Task goal: Print out the material that follows word for word.

[Start of Material provided]

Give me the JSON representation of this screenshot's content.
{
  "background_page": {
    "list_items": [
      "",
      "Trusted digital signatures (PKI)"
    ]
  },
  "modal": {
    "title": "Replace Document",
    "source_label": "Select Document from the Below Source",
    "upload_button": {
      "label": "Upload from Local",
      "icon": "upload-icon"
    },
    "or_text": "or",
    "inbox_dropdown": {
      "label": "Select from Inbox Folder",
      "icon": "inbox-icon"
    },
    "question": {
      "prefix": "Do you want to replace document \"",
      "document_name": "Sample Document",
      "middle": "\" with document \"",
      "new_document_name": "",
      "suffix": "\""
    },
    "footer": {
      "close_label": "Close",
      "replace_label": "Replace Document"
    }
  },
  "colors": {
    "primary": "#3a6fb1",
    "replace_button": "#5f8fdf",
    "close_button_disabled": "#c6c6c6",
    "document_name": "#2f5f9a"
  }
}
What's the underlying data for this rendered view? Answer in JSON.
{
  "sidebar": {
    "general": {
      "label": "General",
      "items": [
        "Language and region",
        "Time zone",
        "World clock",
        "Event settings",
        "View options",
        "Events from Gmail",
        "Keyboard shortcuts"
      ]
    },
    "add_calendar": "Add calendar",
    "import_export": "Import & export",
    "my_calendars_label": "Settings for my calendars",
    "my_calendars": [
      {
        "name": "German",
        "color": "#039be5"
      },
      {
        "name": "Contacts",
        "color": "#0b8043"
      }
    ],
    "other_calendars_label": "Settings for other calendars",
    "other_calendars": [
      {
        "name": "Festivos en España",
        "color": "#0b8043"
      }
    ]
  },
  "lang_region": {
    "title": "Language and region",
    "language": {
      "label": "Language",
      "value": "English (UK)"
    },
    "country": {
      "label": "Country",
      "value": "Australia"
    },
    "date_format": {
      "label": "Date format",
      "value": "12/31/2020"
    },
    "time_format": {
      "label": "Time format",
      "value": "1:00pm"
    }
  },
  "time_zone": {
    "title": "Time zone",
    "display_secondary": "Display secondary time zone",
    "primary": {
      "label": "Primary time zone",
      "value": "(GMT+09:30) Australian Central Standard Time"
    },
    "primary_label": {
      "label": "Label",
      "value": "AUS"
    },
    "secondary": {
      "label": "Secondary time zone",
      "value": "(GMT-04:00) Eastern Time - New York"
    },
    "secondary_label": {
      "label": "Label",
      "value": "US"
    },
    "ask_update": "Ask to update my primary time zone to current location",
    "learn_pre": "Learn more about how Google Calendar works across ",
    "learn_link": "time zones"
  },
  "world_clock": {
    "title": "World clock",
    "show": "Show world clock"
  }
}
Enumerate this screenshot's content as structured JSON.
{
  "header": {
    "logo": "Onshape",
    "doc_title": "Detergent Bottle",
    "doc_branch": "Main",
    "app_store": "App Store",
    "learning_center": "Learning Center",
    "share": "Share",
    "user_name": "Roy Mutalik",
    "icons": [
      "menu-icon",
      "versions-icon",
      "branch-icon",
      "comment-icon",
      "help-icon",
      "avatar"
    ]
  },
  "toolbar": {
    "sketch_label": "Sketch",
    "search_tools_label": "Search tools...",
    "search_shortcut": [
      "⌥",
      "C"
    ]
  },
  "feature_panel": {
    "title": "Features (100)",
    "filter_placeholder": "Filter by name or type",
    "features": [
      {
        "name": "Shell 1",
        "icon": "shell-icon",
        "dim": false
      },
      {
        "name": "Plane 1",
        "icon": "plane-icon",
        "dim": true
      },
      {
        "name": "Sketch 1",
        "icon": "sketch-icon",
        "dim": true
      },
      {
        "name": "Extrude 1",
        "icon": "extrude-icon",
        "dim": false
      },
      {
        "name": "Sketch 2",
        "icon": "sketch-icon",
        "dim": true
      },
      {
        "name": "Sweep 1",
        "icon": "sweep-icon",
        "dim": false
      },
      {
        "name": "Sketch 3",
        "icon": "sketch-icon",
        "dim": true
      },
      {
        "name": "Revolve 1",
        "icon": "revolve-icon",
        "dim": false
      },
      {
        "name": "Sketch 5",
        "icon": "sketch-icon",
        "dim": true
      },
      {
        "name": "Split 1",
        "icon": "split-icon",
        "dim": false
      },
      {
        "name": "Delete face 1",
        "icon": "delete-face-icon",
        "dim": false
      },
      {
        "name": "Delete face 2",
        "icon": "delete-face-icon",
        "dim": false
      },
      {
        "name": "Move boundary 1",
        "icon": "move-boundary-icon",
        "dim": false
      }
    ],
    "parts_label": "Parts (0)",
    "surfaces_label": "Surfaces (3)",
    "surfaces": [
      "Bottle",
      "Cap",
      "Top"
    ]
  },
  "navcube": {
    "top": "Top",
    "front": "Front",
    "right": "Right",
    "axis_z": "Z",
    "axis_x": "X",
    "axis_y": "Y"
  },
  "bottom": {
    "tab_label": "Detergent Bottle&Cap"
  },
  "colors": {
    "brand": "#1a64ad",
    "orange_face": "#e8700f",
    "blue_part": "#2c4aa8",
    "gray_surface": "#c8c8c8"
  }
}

[End of Material provided]

Solution to the exercise:
Give me the JSON representation of this screenshot's content.
{
  "background_page": {
    "list_items": [
      "",
      "Trusted digital signatures (PKI)"
    ]
  },
  "modal": {
    "title": "Replace Document",
    "source_label": "Select Document from the Below Source",
    "upload_button": {
      "label": "Upload from Local",
      "icon": "upload-icon"
    },
    "or_text": "or",
    "inbox_dropdown": {
      "label": "Select from Inbox Folder",
      "icon": "inbox-icon"
    },
    "question": {
      "prefix": "Do you want to replace document \"",
      "document_name": "Sample Document",
      "middle": "\" with document \"",
      "new_document_name": "",
      "suffix": "\""
    },
    "footer": {
      "close_label": "Close",
      "replace_label": "Replace Document"
    }
  },
  "colors": {
    "primary": "#3a6fb1",
    "replace_button": "#5f8fdf",
    "close_button_disabled": "#c6c6c6",
    "document_name": "#2f5f9a"
  }
}
What's the underlying data for this rendered view? Answer in JSON.
{
  "sidebar": {
    "general": {
      "label": "General",
      "items": [
        "Language and region",
        "Time zone",
        "World clock",
        "Event settings",
        "View options",
        "Events from Gmail",
        "Keyboard shortcuts"
      ]
    },
    "add_calendar": "Add calendar",
    "import_export": "Import & export",
    "my_calendars_label": "Settings for my calendars",
    "my_calendars": [
      {
        "name": "German",
        "color": "#039be5"
      },
      {
        "name": "Contacts",
        "color": "#0b8043"
      }
    ],
    "other_calendars_label": "Settings for other calendars",
    "other_calendars": [
      {
        "name": "Festivos en España",
        "color": "#0b8043"
      }
    ]
  },
  "lang_region": {
    "title": "Language and region",
    "language": {
      "label": "Language",
      "value": "English (UK)"
    },
    "country": {
      "label": "Country",
      "value": "Australia"
    },
    "date_format": {
      "label": "Date format",
      "value": "12/31/2020"
    },
    "time_format": {
      "label": "Time format",
      "value": "1:00pm"
    }
  },
  "time_zone": {
    "title": "Time zone",
    "display_secondary": "Display secondary time zone",
    "primary": {
      "label": "Primary time zone",
      "value": "(GMT+09:30) Australian Central Standard Time"
    },
    "primary_label": {
      "label": "Label",
      "value": "AUS"
    },
    "secondary": {
      "label": "Secondary time zone",
      "value": "(GMT-04:00) Eastern Time - New York"
    },
    "secondary_label": {
      "label": "Label",
      "value": "US"
    },
    "ask_update": "Ask to update my primary time zone to current location",
    "learn_pre": "Learn more about how Google Calendar works across ",
    "learn_link": "time zones"
  },
  "world_clock": {
    "title": "World clock",
    "show": "Show world clock"
  }
}
Enumerate this screenshot's content as structured JSON.
{
  "header": {
    "logo": "Onshape",
    "doc_title": "Detergent Bottle",
    "doc_branch": "Main",
    "app_store": "App Store",
    "learning_center": "Learning Center",
    "share": "Share",
    "user_name": "Roy Mutalik",
    "icons": [
      "menu-icon",
      "versions-icon",
      "branch-icon",
      "comment-icon",
      "help-icon",
      "avatar"
    ]
  },
  "toolbar": {
    "sketch_label": "Sketch",
    "search_tools_label": "Search tools...",
    "search_shortcut": [
      "⌥",
      "C"
    ]
  },
  "feature_panel": {
    "title": "Features (100)",
    "filter_placeholder": "Filter by name or type",
    "features": [
      {
        "name": "Shell 1",
        "icon": "shell-icon",
        "dim": false
      },
      {
        "name": "Plane 1",
        "icon": "plane-icon",
        "dim": true
      },
      {
        "name": "Sketch 1",
        "icon": "sketch-icon",
        "dim": true
      },
      {
        "name": "Extrude 1",
        "icon": "extrude-icon",
        "dim": false
      },
      {
        "name": "Sketch 2",
        "icon": "sketch-icon",
        "dim": true
      },
      {
        "name": "Sweep 1",
        "icon": "sweep-icon",
        "dim": false
      },
      {
        "name": "Sketch 3",
        "icon": "sketch-icon",
        "dim": true
      },
      {
        "name": "Revolve 1",
        "icon": "revolve-icon",
        "dim": false
      },
      {
        "name": "Sketch 5",
        "icon": "sketch-icon",
        "dim": true
      },
      {
        "name": "Split 1",
        "icon": "split-icon",
        "dim": false
      },
      {
        "name": "Delete face 1",
        "icon": "delete-face-icon",
        "dim": false
      },
      {
        "name": "Delete face 2",
        "icon": "delete-face-icon",
        "dim": false
      },
      {
        "name": "Move boundary 1",
        "icon": "move-boundary-icon",
        "dim": false
      }
    ],
    "parts_label": "Parts (0)",
    "surfaces_label": "Surfaces (3)",
    "surfaces": [
      "Bottle",
      "Cap",
      "Top"
    ]
  },
  "navcube": {
    "top": "Top",
    "front": "Front",
    "right": "Right",
    "axis_z": "Z",
    "axis_x": "X",
    "axis_y": "Y"
  },
  "bottom": {
    "tab_label": "Detergent Bottle&Cap"
  },
  "colors": {
    "brand": "#1a64ad",
    "orange_face": "#e8700f",
    "blue_part": "#2c4aa8",
    "gray_surface": "#c8c8c8"
  }
}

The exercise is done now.